§ **EXERCISE**
Reproduce the listing below exactly. Pictures do not belong in the copy.

§ **RAW DATA**
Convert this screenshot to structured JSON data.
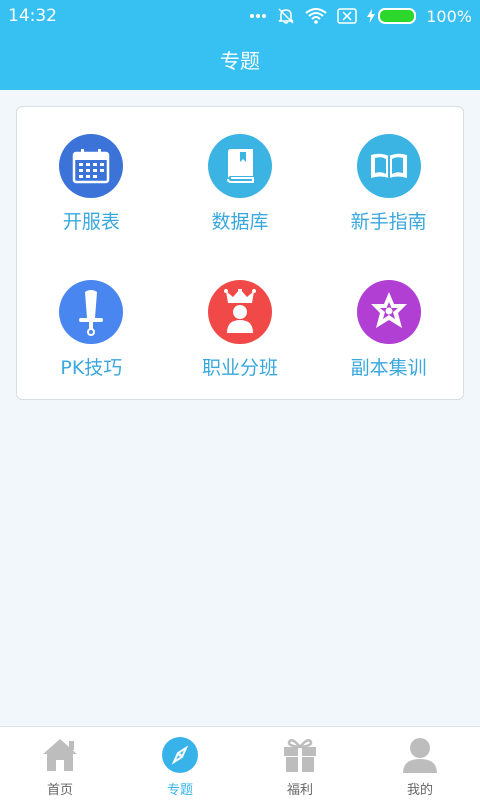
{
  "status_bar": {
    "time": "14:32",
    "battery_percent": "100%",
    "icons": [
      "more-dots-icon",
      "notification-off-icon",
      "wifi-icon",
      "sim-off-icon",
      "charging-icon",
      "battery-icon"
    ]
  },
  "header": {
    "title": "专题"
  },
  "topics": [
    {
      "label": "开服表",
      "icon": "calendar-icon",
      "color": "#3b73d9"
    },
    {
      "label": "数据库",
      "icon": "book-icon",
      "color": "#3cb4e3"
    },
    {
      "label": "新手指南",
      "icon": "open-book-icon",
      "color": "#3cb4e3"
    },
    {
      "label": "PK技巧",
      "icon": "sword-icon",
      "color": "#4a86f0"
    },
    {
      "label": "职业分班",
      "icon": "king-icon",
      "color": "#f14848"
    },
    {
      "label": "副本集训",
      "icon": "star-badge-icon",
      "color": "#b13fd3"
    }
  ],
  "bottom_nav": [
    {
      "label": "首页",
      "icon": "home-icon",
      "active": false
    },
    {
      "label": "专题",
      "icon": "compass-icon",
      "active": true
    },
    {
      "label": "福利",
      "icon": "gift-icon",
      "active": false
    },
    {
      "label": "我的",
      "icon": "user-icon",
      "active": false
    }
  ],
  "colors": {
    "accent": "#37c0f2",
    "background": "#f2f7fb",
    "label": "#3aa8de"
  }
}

§ **SOLUTION TO THIS EXERCISE**
Convert this screenshot to structured JSON data.
{
  "status_bar": {
    "time": "14:32",
    "battery_percent": "100%",
    "icons": [
      "more-dots-icon",
      "notification-off-icon",
      "wifi-icon",
      "sim-off-icon",
      "charging-icon",
      "battery-icon"
    ]
  },
  "header": {
    "title": "专题"
  },
  "topics": [
    {
      "label": "开服表",
      "icon": "calendar-icon",
      "color": "#3b73d9"
    },
    {
      "label": "数据库",
      "icon": "book-icon",
      "color": "#3cb4e3"
    },
    {
      "label": "新手指南",
      "icon": "open-book-icon",
      "color": "#3cb4e3"
    },
    {
      "label": "PK技巧",
      "icon": "sword-icon",
      "color": "#4a86f0"
    },
    {
      "label": "职业分班",
      "icon": "king-icon",
      "color": "#f14848"
    },
    {
      "label": "副本集训",
      "icon": "star-badge-icon",
      "color": "#b13fd3"
    }
  ],
  "bottom_nav": [
    {
      "label": "首页",
      "icon": "home-icon",
      "active": false
    },
    {
      "label": "专题",
      "icon": "compass-icon",
      "active": true
    },
    {
      "label": "福利",
      "icon": "gift-icon",
      "active": false
    },
    {
      "label": "我的",
      "icon": "user-icon",
      "active": false
    }
  ],
  "colors": {
    "accent": "#37c0f2",
    "background": "#f2f7fb",
    "label": "#3aa8de"
  }
}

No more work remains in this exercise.